Collection entries
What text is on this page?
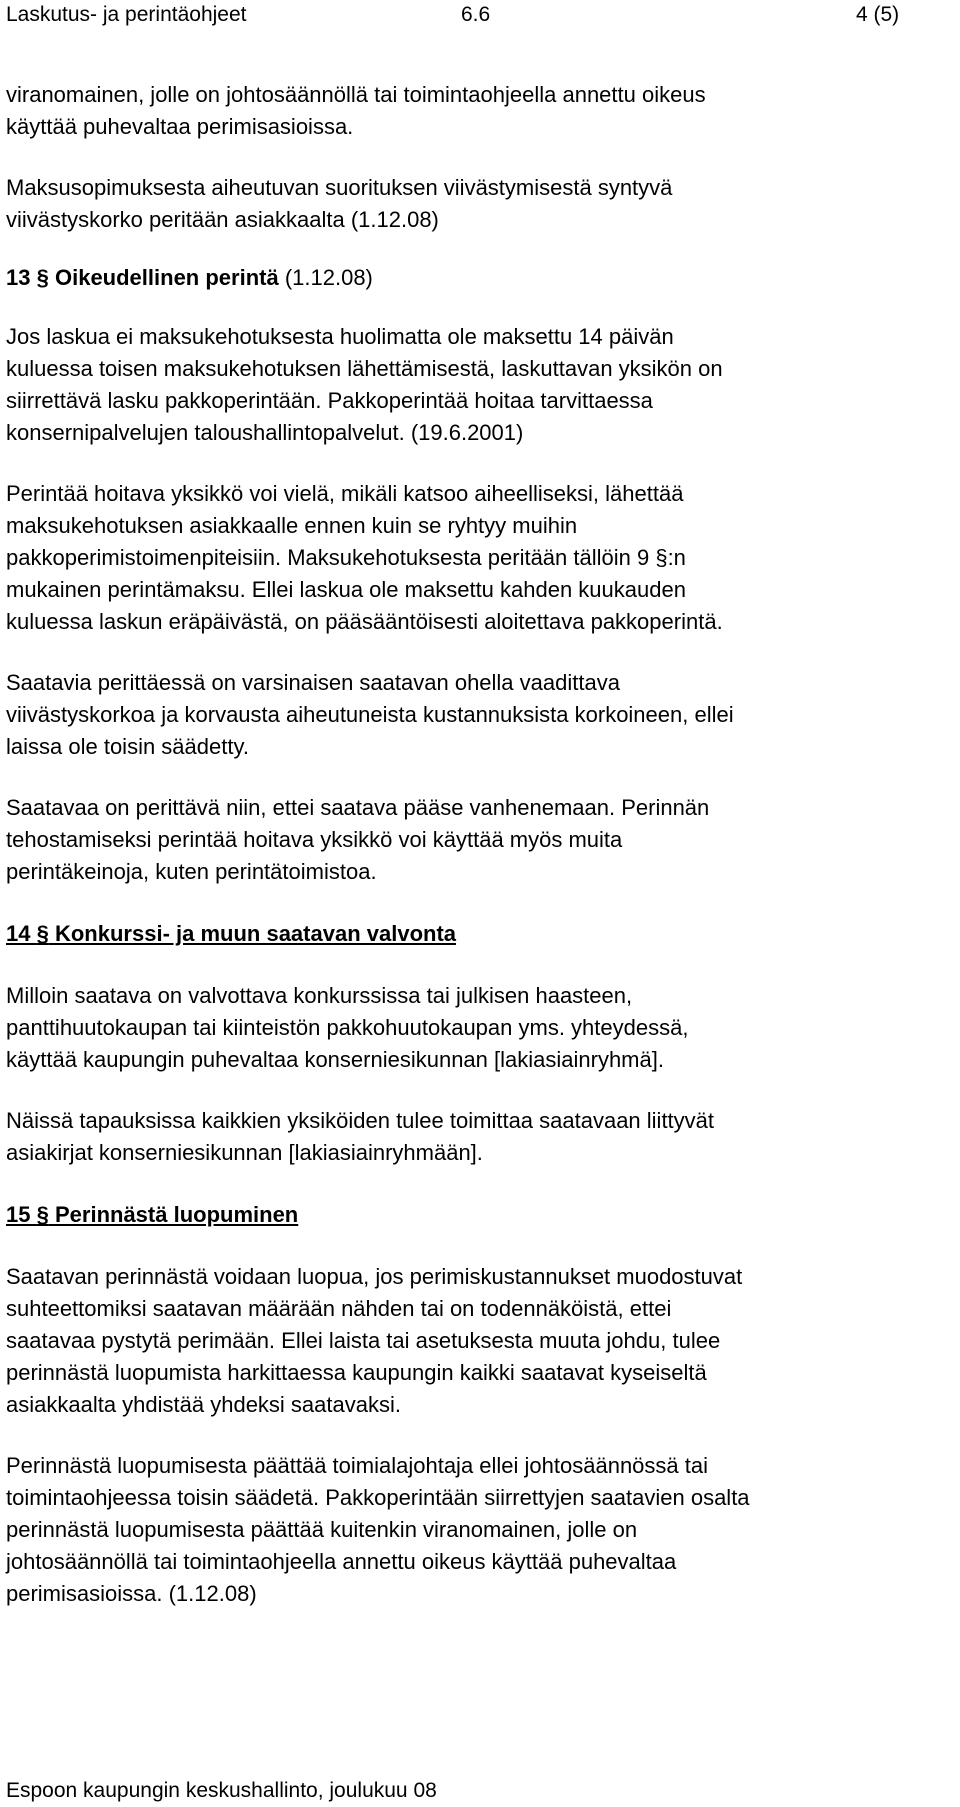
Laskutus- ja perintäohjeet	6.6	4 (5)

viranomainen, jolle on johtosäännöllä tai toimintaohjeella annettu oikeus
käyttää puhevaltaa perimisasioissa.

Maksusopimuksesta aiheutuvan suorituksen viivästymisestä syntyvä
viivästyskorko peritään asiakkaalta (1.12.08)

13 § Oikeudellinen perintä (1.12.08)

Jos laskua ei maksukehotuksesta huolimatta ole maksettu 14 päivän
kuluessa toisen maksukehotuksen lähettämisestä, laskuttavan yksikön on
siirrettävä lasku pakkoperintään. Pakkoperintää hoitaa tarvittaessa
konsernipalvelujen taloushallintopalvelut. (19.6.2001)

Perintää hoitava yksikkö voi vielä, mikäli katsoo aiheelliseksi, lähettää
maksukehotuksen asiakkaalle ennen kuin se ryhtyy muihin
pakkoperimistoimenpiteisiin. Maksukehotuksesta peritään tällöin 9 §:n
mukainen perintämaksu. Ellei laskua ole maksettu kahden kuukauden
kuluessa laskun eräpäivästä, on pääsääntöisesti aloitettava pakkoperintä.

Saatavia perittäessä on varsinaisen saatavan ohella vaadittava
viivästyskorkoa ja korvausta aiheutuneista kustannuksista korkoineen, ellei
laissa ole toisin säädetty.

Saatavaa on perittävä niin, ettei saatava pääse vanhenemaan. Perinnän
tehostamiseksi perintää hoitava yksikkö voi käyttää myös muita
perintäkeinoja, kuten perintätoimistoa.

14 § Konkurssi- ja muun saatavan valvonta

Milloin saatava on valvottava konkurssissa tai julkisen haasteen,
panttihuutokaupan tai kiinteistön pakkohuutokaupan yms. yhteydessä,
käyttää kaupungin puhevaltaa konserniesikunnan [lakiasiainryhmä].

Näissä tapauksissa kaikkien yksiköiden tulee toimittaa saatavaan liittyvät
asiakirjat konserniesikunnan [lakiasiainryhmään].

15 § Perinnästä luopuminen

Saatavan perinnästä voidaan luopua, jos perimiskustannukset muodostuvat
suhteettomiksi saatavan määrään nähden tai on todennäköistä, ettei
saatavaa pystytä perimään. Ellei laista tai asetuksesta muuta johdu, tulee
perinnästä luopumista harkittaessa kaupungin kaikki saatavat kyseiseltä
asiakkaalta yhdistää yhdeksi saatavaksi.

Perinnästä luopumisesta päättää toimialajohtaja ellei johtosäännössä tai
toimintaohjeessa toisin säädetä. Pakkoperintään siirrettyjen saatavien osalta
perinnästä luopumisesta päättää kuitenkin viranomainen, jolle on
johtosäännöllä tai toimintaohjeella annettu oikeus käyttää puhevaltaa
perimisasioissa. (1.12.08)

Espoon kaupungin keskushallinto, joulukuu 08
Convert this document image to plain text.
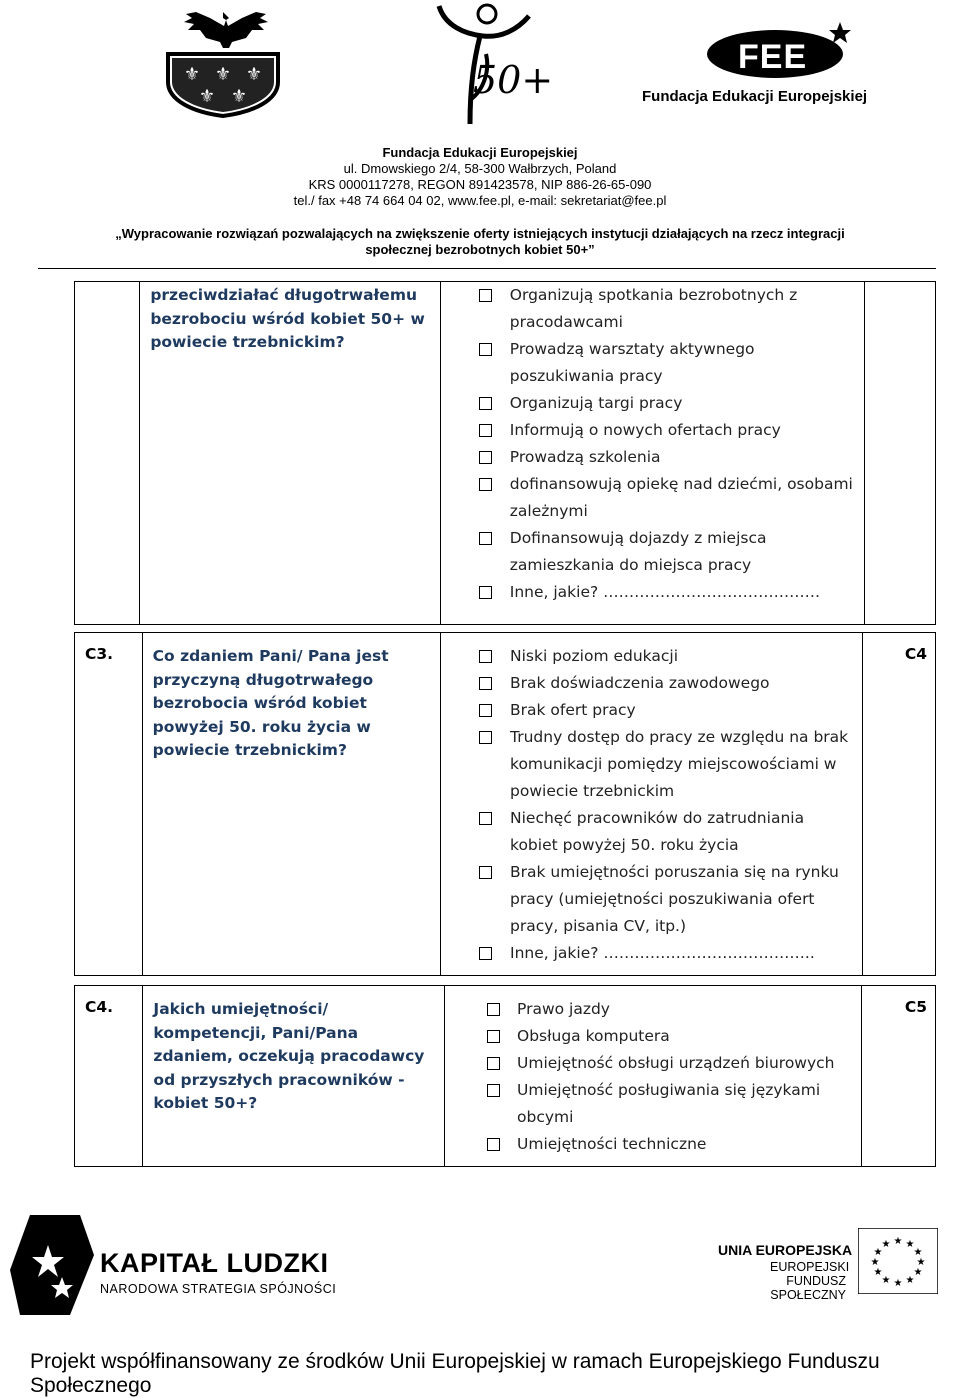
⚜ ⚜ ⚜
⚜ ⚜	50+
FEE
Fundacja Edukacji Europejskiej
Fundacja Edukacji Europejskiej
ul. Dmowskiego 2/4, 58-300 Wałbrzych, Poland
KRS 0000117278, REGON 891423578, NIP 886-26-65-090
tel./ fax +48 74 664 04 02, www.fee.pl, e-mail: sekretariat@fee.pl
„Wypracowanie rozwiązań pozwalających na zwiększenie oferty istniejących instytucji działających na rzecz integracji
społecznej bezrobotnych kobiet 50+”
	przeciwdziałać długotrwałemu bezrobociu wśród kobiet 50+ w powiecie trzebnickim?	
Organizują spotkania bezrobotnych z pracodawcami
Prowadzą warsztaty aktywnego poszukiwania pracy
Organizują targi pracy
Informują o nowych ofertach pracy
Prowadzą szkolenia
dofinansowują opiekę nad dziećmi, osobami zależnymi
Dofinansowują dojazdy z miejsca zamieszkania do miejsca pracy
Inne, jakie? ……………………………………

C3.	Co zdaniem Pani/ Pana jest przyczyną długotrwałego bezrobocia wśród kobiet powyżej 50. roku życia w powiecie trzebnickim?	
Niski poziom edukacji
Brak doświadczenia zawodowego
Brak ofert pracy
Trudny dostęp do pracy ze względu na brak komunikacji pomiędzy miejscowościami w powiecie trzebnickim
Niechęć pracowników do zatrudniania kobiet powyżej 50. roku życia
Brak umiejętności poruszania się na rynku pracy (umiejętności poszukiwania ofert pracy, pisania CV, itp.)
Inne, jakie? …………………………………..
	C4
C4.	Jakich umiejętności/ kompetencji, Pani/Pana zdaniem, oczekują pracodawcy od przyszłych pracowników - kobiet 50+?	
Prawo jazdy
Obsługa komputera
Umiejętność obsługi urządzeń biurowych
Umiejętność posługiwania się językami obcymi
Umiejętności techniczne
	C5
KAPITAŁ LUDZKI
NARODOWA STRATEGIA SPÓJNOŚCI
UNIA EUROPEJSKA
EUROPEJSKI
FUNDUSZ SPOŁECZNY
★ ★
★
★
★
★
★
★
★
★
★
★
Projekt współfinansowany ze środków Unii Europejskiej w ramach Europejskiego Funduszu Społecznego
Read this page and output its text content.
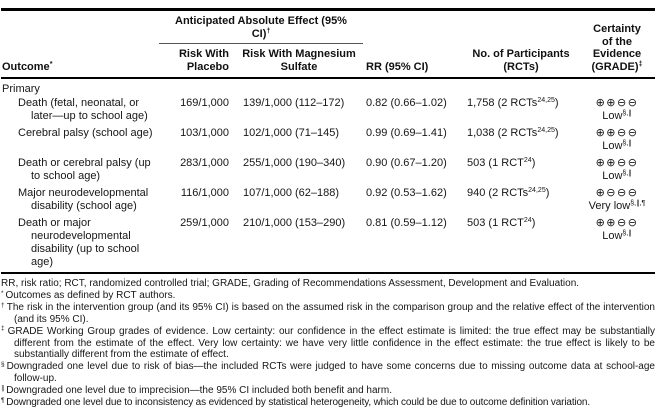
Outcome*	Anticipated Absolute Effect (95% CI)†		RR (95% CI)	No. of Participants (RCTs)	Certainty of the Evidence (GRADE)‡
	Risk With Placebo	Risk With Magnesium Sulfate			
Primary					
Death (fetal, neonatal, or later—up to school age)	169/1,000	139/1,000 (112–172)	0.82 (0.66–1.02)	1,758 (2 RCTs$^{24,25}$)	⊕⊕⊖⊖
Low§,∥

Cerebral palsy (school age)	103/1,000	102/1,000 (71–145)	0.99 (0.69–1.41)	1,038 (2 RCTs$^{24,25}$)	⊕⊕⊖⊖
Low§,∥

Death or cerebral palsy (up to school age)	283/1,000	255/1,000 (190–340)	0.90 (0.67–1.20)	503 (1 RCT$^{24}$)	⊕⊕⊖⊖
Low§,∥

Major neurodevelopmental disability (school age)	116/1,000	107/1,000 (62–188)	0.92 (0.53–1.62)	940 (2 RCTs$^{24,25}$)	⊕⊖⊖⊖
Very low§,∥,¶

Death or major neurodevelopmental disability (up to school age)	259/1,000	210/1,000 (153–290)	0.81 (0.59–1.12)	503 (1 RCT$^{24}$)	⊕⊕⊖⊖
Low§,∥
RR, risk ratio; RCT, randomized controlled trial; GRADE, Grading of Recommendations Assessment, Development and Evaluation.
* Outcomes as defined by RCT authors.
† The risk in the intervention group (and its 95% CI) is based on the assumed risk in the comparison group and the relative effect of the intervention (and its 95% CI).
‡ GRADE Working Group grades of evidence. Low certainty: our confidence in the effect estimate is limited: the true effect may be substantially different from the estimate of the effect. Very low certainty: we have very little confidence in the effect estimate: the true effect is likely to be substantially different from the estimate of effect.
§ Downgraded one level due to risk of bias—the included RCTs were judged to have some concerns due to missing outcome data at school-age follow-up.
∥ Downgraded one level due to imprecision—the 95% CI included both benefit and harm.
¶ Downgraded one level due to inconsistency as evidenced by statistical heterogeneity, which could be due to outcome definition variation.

§ **DIRECTION**
Write out each line of the data exactly; the images should be left out.

§ **RESPONSE TO THE EXERCISE**
What text is on this page?
Laskutus- ja perintäohjeet	6.6	4 (5)

viranomainen, jolle on johtosäännöllä tai toimintaohjeella annettu oikeus
käyttää puhevaltaa perimisasioissa.

Maksusopimuksesta aiheutuvan suorituksen viivästymisestä syntyvä
viivästyskorko peritään asiakkaalta (1.12.08)

13 § Oikeudellinen perintä (1.12.08)

Jos laskua ei maksukehotuksesta huolimatta ole maksettu 14 päivän
kuluessa toisen maksukehotuksen lähettämisestä, laskuttavan yksikön on
siirrettävä lasku pakkoperintään. Pakkoperintää hoitaa tarvittaessa
konsernipalvelujen taloushallintopalvelut. (19.6.2001)

Perintää hoitava yksikkö voi vielä, mikäli katsoo aiheelliseksi, lähettää
maksukehotuksen asiakkaalle ennen kuin se ryhtyy muihin
pakkoperimistoimenpiteisiin. Maksukehotuksesta peritään tällöin 9 §:n
mukainen perintämaksu. Ellei laskua ole maksettu kahden kuukauden
kuluessa laskun eräpäivästä, on pääsääntöisesti aloitettava pakkoperintä.

Saatavia perittäessä on varsinaisen saatavan ohella vaadittava
viivästyskorkoa ja korvausta aiheutuneista kustannuksista korkoineen, ellei
laissa ole toisin säädetty.

Saatavaa on perittävä niin, ettei saatava pääse vanhenemaan. Perinnän
tehostamiseksi perintää hoitava yksikkö voi käyttää myös muita
perintäkeinoja, kuten perintätoimistoa.

14 § Konkurssi- ja muun saatavan valvonta

Milloin saatava on valvottava konkurssissa tai julkisen haasteen,
panttihuutokaupan tai kiinteistön pakkohuutokaupan yms. yhteydessä,
käyttää kaupungin puhevaltaa konserniesikunnan [lakiasiainryhmä].

Näissä tapauksissa kaikkien yksiköiden tulee toimittaa saatavaan liittyvät
asiakirjat konserniesikunnan [lakiasiainryhmään].

15 § Perinnästä luopuminen

Saatavan perinnästä voidaan luopua, jos perimiskustannukset muodostuvat
suhteettomiksi saatavan määrään nähden tai on todennäköistä, ettei
saatavaa pystytä perimään. Ellei laista tai asetuksesta muuta johdu, tulee
perinnästä luopumista harkittaessa kaupungin kaikki saatavat kyseiseltä
asiakkaalta yhdistää yhdeksi saatavaksi.

Perinnästä luopumisesta päättää toimialajohtaja ellei johtosäännössä tai
toimintaohjeessa toisin säädetä. Pakkoperintään siirrettyjen saatavien osalta
perinnästä luopumisesta päättää kuitenkin viranomainen, jolle on
johtosäännöllä tai toimintaohjeella annettu oikeus käyttää puhevaltaa
perimisasioissa. (1.12.08)

Espoon kaupungin keskushallinto, joulukuu 08
Convert this document image to plain text.
⚜ ⚜ ⚜
⚜ ⚜	50+
FEE
Fundacja Edukacji Europejskiej
Fundacja Edukacji Europejskiej
ul. Dmowskiego 2/4, 58-300 Wałbrzych, Poland
KRS 0000117278, REGON 891423578, NIP 886-26-65-090
tel./ fax +48 74 664 04 02, www.fee.pl, e-mail: sekretariat@fee.pl
„Wypracowanie rozwiązań pozwalających na zwiększenie oferty istniejących instytucji działających na rzecz integracji
społecznej bezrobotnych kobiet 50+”
	przeciwdziałać długotrwałemu bezrobociu wśród kobiet 50+ w powiecie trzebnickim?	
Organizują spotkania bezrobotnych z pracodawcami
Prowadzą warsztaty aktywnego poszukiwania pracy
Organizują targi pracy
Informują o nowych ofertach pracy
Prowadzą szkolenia
dofinansowują opiekę nad dziećmi, osobami zależnymi
Dofinansowują dojazdy z miejsca zamieszkania do miejsca pracy
Inne, jakie? ……………………………………

C3.	Co zdaniem Pani/ Pana jest przyczyną długotrwałego bezrobocia wśród kobiet powyżej 50. roku życia w powiecie trzebnickim?	
Niski poziom edukacji
Brak doświadczenia zawodowego
Brak ofert pracy
Trudny dostęp do pracy ze względu na brak komunikacji pomiędzy miejscowościami w powiecie trzebnickim
Niechęć pracowników do zatrudniania kobiet powyżej 50. roku życia
Brak umiejętności poruszania się na rynku pracy (umiejętności poszukiwania ofert pracy, pisania CV, itp.)
Inne, jakie? …………………………………..
	C4
C4.	Jakich umiejętności/ kompetencji, Pani/Pana zdaniem, oczekują pracodawcy od przyszłych pracowników - kobiet 50+?	
Prawo jazdy
Obsługa komputera
Umiejętność obsługi urządzeń biurowych
Umiejętność posługiwania się językami obcymi
Umiejętności techniczne
	C5
KAPITAŁ LUDZKI
NARODOWA STRATEGIA SPÓJNOŚCI
UNIA EUROPEJSKA
EUROPEJSKI
FUNDUSZ SPOŁECZNY
★ ★
★
★
★
★
★
★
★
★
★
★
Projekt współfinansowany ze środków Unii Europejskiej w ramach Europejskiego Funduszu Społecznego
Read this page and output its text content.
Outcome*	Anticipated Absolute Effect (95% CI)†		RR (95% CI)	No. of Participants (RCTs)	Certainty of the Evidence (GRADE)‡
	Risk With Placebo	Risk With Magnesium Sulfate			
Primary					
Death (fetal, neonatal, or later—up to school age)	169/1,000	139/1,000 (112–172)	0.82 (0.66–1.02)	1,758 (2 RCTs$^{24,25}$)	⊕⊕⊖⊖
Low§,∥

Cerebral palsy (school age)	103/1,000	102/1,000 (71–145)	0.99 (0.69–1.41)	1,038 (2 RCTs$^{24,25}$)	⊕⊕⊖⊖
Low§,∥

Death or cerebral palsy (up to school age)	283/1,000	255/1,000 (190–340)	0.90 (0.67–1.20)	503 (1 RCT$^{24}$)	⊕⊕⊖⊖
Low§,∥

Major neurodevelopmental disability (school age)	116/1,000	107/1,000 (62–188)	0.92 (0.53–1.62)	940 (2 RCTs$^{24,25}$)	⊕⊖⊖⊖
Very low§,∥,¶

Death or major neurodevelopmental disability (up to school age)	259/1,000	210/1,000 (153–290)	0.81 (0.59–1.12)	503 (1 RCT$^{24}$)	⊕⊕⊖⊖
Low§,∥
RR, risk ratio; RCT, randomized controlled trial; GRADE, Grading of Recommendations Assessment, Development and Evaluation.
* Outcomes as defined by RCT authors.
† The risk in the intervention group (and its 95% CI) is based on the assumed risk in the comparison group and the relative effect of the intervention (and its 95% CI).
‡ GRADE Working Group grades of evidence. Low certainty: our confidence in the effect estimate is limited: the true effect may be substantially different from the estimate of the effect. Very low certainty: we have very little confidence in the effect estimate: the true effect is likely to be substantially different from the estimate of effect.
§ Downgraded one level due to risk of bias—the included RCTs were judged to have some concerns due to missing outcome data at school-age follow-up.
∥ Downgraded one level due to imprecision—the 95% CI included both benefit and harm.
¶ Downgraded one level due to inconsistency as evidenced by statistical heterogeneity, which could be due to outcome definition variation.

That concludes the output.